- **YOUR OBJECTIVE**
Pull out every line below that holds the word "JSON".

- **DATASET ENTRIES**

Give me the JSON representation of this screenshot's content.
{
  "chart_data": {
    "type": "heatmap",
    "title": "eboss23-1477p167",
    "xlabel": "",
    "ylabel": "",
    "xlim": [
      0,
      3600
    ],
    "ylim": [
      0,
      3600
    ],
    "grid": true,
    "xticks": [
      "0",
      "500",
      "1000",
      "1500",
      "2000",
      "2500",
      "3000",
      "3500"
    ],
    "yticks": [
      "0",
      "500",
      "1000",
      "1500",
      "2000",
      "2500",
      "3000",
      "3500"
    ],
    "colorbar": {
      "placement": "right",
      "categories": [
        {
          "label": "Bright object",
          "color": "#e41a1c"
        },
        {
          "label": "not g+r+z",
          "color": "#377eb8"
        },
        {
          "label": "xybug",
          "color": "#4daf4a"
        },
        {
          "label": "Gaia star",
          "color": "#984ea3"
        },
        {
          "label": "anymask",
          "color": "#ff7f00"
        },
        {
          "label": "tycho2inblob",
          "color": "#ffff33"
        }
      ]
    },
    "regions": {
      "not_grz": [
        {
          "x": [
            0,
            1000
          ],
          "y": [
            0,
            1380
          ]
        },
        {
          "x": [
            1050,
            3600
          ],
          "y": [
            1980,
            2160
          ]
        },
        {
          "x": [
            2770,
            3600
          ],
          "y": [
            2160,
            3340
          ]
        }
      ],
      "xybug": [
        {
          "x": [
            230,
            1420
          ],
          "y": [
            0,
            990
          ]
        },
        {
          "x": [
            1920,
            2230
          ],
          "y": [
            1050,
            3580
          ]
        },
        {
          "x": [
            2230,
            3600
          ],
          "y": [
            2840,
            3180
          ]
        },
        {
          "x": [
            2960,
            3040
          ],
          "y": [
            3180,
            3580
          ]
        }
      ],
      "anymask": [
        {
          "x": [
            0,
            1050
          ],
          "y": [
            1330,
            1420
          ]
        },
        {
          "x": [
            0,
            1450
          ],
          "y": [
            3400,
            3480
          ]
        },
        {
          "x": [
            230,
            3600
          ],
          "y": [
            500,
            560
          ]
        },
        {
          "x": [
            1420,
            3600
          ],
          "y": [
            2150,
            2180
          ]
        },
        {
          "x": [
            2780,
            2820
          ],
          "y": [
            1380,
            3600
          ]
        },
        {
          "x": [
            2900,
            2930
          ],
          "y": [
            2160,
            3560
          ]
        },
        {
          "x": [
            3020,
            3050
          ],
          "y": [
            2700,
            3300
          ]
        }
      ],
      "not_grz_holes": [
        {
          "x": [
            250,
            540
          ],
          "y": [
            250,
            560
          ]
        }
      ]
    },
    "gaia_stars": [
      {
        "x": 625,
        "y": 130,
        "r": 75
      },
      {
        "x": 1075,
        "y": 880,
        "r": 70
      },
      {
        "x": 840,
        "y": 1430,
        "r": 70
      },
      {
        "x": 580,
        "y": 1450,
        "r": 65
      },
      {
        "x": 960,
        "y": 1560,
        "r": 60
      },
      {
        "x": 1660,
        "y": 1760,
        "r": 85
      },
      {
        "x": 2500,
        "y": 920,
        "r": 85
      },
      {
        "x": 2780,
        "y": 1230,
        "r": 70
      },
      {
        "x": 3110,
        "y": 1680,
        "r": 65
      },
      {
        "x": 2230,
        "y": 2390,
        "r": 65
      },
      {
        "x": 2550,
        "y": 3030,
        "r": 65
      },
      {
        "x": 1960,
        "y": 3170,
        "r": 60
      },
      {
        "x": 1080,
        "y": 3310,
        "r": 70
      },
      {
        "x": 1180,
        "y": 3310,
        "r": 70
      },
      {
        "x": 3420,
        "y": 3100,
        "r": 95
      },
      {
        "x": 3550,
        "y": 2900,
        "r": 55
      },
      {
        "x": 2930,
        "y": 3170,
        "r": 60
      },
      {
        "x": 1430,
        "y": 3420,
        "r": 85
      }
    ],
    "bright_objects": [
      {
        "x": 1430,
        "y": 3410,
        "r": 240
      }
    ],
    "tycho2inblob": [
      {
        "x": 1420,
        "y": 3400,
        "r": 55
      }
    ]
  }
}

--

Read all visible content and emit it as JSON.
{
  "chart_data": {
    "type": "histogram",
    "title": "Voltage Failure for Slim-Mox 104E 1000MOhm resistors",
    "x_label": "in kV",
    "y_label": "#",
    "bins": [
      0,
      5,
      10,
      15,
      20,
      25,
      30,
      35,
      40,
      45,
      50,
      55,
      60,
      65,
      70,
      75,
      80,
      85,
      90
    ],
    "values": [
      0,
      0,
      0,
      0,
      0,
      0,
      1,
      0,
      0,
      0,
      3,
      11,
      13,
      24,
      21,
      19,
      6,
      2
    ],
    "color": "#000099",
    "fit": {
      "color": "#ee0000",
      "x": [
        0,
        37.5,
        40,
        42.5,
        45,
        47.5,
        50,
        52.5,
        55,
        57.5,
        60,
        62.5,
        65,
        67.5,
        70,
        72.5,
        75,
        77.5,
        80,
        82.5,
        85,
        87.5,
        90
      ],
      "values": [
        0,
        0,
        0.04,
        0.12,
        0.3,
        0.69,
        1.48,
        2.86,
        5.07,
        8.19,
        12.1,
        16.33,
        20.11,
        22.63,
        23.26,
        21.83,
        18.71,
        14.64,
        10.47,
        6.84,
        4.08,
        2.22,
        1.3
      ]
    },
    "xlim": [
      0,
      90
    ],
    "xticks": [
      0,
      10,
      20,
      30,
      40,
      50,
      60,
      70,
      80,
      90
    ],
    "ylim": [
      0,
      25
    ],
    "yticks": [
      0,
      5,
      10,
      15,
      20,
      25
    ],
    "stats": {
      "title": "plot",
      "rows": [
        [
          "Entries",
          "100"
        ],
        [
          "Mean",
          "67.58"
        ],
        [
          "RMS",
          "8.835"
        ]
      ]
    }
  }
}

* * *

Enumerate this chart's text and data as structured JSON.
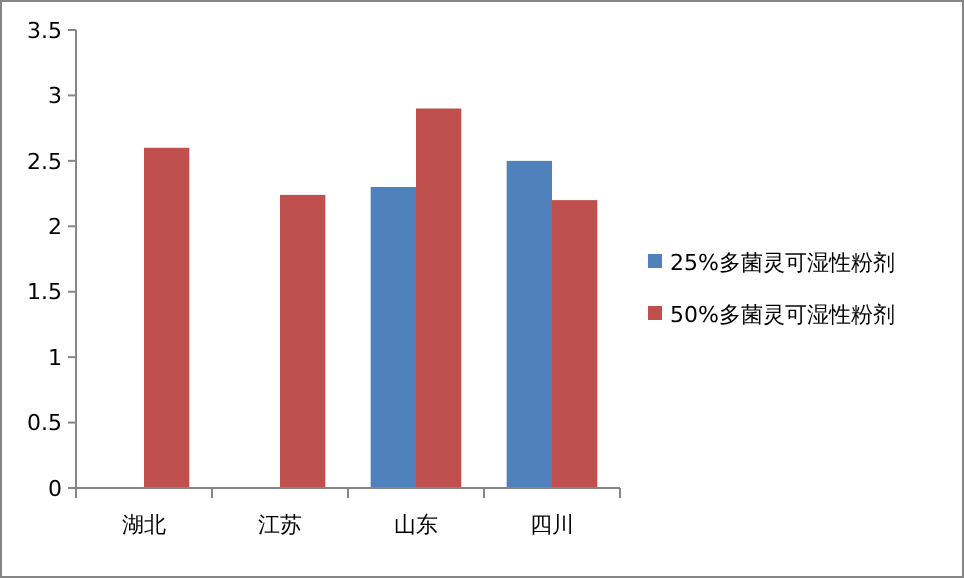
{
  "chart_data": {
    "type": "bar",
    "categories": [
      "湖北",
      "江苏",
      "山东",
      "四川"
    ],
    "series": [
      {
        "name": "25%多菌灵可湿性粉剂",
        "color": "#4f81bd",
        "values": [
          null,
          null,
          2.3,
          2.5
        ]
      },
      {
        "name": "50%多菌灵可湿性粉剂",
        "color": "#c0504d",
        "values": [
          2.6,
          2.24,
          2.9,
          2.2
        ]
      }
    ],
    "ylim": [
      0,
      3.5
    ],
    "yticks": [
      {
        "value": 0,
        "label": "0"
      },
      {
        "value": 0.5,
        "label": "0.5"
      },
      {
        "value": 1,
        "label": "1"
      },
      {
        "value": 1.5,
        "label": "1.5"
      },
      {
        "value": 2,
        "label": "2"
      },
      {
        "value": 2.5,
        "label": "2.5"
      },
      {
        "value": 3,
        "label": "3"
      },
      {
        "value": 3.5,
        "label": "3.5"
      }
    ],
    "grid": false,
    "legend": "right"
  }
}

- **ANSWER TO THE TASK**
Give me the JSON representation of this screenshot's content.
Read all visible content and emit it as JSON.
Enumerate this chart's text and data as structured JSON.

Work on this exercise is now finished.